● **Problem description**
Work out how many lines of the listing hold the string "color", then answer with that number and nothing else.

● **Records provided**

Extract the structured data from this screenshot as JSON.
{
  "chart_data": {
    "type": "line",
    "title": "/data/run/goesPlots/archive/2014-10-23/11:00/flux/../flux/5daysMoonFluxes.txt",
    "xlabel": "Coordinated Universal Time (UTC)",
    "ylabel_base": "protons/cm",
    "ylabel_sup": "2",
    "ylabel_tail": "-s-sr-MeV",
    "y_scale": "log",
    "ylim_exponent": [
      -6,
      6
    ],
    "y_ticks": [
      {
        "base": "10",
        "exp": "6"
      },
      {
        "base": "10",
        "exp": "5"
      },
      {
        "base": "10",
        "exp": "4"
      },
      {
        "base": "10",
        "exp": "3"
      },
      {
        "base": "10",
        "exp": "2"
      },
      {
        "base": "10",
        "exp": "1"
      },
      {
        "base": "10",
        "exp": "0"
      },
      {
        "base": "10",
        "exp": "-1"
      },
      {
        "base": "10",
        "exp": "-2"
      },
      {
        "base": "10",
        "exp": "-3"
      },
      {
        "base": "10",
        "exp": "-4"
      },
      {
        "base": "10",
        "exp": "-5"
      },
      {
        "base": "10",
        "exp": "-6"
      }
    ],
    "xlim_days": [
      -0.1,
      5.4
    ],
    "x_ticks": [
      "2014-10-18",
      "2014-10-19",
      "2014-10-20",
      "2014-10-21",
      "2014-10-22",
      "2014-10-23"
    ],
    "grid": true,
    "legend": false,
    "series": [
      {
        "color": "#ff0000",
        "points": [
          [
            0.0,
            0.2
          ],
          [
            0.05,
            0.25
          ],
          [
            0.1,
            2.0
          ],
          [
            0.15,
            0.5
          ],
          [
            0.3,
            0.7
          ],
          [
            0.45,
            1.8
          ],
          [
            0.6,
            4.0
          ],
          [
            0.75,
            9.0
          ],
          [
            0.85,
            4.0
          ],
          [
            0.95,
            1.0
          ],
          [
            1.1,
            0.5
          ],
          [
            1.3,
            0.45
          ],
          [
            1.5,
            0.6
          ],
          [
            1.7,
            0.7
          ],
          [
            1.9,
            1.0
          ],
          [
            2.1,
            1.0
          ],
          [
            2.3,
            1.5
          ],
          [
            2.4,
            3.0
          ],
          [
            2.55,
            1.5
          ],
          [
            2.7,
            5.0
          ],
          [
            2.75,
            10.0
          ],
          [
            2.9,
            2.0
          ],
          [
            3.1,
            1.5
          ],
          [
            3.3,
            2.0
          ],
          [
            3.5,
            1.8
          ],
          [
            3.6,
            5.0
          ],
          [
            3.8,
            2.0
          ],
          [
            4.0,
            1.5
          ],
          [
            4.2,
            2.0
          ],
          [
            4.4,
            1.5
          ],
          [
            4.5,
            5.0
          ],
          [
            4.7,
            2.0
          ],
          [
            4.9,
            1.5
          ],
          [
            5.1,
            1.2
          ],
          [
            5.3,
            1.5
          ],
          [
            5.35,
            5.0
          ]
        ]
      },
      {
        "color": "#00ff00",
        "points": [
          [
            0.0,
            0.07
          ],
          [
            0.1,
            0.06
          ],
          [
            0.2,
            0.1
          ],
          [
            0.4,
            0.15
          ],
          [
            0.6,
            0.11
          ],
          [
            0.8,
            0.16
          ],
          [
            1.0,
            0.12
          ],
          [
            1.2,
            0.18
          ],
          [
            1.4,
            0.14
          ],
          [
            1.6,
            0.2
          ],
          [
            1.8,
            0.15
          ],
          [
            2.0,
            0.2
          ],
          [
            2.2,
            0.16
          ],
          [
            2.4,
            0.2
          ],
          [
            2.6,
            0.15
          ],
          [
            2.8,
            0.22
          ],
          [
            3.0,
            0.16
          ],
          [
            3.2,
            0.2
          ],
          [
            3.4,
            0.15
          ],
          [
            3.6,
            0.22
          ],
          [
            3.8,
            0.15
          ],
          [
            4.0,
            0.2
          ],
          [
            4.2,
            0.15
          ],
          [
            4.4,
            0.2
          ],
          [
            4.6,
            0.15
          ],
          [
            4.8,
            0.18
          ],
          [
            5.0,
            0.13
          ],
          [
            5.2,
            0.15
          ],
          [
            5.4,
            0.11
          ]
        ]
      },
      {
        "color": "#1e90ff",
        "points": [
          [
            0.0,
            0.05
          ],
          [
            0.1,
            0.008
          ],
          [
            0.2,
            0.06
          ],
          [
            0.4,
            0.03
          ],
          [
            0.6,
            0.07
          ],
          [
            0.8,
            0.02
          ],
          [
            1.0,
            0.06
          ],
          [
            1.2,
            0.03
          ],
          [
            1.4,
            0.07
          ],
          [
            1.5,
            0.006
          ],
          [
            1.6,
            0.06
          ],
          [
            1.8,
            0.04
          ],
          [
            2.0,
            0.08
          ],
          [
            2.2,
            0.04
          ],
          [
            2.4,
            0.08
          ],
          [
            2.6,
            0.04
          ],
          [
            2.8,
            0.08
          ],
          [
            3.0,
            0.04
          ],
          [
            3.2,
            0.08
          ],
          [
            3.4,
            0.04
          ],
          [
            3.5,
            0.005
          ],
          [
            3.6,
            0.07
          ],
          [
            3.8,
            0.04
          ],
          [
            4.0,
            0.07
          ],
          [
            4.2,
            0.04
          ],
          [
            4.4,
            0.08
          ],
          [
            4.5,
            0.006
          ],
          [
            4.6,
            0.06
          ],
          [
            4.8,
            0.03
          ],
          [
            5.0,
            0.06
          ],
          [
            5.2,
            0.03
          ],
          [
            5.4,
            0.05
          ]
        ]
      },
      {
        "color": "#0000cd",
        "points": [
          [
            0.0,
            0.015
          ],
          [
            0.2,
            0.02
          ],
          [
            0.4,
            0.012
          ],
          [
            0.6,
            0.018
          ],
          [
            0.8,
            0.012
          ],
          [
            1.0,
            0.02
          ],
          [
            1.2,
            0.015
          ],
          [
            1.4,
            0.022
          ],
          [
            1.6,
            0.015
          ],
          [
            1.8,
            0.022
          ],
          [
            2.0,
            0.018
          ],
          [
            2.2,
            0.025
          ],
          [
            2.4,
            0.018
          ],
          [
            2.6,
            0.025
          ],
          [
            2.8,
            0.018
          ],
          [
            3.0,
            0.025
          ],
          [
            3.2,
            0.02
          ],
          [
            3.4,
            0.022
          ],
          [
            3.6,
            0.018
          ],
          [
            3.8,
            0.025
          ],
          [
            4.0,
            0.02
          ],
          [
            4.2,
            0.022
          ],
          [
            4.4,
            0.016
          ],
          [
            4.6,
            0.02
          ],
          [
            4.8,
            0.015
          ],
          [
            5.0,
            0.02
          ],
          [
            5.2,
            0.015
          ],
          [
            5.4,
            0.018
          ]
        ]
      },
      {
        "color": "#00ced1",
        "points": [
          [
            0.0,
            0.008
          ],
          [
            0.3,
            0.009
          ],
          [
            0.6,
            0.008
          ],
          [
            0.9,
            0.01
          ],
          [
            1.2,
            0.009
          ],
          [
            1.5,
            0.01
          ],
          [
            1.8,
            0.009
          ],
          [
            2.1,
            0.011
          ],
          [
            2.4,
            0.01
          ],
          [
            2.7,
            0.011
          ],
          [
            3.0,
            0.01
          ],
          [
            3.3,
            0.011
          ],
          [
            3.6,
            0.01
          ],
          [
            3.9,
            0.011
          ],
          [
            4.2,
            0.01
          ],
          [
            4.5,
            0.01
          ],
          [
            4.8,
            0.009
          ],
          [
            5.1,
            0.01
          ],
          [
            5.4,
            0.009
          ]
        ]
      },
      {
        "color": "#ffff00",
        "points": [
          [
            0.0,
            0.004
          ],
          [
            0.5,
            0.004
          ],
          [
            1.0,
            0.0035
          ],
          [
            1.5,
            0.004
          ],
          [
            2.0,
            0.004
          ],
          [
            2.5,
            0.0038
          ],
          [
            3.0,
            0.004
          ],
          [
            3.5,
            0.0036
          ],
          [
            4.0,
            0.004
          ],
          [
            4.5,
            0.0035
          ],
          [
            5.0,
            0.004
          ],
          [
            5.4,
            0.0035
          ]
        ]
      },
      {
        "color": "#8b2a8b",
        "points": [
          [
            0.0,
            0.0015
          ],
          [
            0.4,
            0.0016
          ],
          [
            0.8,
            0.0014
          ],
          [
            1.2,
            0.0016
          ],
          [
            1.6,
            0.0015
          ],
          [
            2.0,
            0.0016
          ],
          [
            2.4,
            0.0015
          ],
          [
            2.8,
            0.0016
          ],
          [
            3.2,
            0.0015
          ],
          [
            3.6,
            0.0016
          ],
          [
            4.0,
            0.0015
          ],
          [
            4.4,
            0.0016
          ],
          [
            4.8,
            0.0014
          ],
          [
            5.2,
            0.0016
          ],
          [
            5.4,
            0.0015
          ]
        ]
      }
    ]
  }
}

● **Final result**
7